* Listing
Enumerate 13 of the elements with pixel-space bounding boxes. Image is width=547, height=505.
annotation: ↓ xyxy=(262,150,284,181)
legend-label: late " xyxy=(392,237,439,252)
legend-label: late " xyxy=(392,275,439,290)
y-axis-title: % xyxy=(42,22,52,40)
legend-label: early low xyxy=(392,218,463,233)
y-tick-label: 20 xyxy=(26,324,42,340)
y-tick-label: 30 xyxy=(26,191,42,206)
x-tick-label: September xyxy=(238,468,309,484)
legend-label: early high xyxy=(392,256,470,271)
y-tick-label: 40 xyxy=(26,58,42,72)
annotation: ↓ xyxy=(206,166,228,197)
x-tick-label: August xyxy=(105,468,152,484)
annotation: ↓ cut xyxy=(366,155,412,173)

* Exercise aim
Can you retype every entry above, line for line, with no changes?

* The solution
Enumerate 13 of the elements with pixel-space bounding boxes. Image is width=547, height=505.
annotation: ↓ xyxy=(262,150,284,181)
legend-label: late " xyxy=(392,237,439,252)
legend-label: late " xyxy=(392,275,439,290)
y-axis-title: % xyxy=(42,22,52,40)
legend-label: early low xyxy=(392,218,463,233)
y-tick-label: 20 xyxy=(26,324,42,340)
y-tick-label: 30 xyxy=(26,191,42,206)
x-tick-label: September xyxy=(238,468,309,484)
legend-label: early high xyxy=(392,256,470,271)
y-tick-label: 40 xyxy=(26,58,42,72)
annotation: ↓ xyxy=(206,166,228,197)
x-tick-label: August xyxy=(105,468,152,484)
annotation: ↓ cut xyxy=(366,155,412,173)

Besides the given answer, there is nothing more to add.